DIRECTION: Read the records and gather each line that includes "legend".

THE INPUT:
----
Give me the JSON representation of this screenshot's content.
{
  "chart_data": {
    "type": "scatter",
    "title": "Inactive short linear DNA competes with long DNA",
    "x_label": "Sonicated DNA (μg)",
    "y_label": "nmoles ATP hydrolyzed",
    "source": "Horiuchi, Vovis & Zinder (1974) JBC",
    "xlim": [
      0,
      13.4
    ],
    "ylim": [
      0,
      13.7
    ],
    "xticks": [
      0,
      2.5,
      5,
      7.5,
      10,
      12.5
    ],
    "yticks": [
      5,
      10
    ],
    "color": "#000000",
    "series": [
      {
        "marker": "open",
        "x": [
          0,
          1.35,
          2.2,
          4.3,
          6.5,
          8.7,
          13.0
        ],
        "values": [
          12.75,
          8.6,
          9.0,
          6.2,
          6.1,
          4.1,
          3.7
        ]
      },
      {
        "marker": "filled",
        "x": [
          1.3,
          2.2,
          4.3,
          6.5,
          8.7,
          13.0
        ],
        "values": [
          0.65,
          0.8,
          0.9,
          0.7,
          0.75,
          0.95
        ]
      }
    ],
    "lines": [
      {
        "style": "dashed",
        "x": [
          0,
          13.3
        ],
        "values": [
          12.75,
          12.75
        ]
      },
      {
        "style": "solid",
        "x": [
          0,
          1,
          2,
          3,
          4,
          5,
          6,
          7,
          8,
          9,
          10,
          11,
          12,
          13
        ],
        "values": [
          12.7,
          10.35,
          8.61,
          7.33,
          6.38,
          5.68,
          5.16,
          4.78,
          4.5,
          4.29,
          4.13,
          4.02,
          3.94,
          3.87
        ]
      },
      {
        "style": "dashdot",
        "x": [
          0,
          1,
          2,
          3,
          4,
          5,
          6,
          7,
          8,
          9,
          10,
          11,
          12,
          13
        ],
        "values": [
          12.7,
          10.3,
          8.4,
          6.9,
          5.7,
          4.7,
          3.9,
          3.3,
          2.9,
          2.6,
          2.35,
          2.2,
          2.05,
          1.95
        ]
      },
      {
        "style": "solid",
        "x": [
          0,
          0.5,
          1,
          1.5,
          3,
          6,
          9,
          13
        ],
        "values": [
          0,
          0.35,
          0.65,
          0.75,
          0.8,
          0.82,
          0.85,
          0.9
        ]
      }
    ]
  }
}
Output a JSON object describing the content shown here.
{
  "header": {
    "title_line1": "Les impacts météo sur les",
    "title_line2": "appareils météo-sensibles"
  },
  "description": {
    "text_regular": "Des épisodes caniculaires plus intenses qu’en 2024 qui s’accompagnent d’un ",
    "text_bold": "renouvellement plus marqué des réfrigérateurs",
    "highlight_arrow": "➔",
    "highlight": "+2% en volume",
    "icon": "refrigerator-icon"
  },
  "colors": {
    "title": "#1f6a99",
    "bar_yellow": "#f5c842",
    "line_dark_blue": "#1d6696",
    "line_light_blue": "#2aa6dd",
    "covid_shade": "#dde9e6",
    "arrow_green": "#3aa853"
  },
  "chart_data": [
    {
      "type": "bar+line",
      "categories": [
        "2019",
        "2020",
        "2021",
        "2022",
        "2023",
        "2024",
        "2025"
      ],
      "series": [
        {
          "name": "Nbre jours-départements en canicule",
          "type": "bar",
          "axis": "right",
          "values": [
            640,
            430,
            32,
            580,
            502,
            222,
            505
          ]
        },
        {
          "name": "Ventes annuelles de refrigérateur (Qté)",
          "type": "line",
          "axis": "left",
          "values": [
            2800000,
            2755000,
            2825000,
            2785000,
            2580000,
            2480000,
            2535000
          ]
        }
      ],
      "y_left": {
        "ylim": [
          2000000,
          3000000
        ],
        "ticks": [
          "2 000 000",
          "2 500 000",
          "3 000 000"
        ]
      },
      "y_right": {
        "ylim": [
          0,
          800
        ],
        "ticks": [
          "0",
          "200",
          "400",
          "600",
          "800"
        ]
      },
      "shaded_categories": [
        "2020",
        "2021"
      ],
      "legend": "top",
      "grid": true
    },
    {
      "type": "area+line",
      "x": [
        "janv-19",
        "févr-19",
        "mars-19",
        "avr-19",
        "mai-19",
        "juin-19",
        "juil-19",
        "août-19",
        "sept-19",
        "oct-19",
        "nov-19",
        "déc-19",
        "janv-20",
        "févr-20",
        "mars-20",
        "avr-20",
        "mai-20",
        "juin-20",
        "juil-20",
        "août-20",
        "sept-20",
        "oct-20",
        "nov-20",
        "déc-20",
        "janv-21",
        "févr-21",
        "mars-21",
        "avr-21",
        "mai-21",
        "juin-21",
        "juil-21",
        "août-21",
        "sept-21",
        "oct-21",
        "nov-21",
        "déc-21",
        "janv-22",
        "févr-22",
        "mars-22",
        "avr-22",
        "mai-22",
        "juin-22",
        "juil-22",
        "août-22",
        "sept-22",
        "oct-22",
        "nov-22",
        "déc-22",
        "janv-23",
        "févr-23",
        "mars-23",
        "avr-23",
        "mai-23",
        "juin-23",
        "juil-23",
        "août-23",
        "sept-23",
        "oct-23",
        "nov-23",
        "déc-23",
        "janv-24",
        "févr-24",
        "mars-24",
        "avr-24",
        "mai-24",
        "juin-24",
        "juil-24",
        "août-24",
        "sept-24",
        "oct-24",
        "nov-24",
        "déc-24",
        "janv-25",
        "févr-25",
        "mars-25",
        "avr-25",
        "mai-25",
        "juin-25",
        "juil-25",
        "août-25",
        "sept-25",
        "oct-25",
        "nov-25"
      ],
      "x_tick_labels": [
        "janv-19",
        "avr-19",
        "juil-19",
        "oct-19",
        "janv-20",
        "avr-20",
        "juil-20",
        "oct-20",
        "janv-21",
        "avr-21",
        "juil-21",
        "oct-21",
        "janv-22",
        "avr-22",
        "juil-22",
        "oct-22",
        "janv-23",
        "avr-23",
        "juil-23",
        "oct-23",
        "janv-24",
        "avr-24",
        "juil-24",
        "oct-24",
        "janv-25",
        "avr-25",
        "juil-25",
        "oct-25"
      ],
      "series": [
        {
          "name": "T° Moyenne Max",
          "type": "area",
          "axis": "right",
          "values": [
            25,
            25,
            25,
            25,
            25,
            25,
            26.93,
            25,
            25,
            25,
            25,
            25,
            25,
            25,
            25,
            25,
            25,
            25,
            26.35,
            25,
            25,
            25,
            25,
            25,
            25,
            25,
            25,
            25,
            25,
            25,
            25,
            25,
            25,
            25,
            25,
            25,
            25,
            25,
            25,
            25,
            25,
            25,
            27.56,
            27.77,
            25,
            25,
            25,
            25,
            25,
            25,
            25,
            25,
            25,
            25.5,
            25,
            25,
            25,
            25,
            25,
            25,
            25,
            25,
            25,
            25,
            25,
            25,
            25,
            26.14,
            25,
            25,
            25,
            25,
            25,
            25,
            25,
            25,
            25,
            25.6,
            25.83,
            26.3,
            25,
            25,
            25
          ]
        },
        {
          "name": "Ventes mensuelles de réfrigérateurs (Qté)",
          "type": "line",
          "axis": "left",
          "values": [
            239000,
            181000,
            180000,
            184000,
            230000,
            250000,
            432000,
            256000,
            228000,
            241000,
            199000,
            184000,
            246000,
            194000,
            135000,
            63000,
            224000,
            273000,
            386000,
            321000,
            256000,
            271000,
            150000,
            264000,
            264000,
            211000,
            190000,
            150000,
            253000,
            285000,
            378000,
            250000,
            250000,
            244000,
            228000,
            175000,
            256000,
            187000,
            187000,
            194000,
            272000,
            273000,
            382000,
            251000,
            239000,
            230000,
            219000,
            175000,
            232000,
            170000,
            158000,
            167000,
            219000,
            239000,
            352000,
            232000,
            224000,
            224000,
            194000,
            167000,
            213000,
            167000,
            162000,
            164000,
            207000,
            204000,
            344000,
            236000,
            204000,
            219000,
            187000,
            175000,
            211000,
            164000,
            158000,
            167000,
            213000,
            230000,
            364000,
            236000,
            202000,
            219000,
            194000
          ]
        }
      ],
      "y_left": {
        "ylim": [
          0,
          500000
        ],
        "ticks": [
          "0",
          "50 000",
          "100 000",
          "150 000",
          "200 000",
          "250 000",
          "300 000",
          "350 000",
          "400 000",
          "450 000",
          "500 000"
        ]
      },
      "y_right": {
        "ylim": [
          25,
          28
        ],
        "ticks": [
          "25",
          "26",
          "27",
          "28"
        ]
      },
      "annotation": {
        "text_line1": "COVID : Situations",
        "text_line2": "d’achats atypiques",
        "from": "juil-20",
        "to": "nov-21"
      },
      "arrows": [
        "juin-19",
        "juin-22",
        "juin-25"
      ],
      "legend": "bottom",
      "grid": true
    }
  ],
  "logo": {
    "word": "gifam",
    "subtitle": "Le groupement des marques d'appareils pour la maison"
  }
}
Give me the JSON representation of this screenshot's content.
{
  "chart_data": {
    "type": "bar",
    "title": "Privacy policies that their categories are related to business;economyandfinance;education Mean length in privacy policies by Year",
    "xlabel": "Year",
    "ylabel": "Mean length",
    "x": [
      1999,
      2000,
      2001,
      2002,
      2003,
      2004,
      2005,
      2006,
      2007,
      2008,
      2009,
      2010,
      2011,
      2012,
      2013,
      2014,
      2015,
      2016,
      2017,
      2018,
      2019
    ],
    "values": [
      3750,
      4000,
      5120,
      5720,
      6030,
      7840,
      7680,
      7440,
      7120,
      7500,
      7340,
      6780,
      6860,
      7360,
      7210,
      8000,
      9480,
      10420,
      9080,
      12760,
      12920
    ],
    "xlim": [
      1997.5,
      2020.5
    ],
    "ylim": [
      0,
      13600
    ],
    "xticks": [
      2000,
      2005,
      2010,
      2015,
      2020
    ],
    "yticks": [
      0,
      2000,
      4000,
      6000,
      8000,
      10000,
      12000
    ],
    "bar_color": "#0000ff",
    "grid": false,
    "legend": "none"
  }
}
----
OUTPUT OF THE EXERCISE:
      "legend": "top",
      "legend": "bottom",
    "legend": "none"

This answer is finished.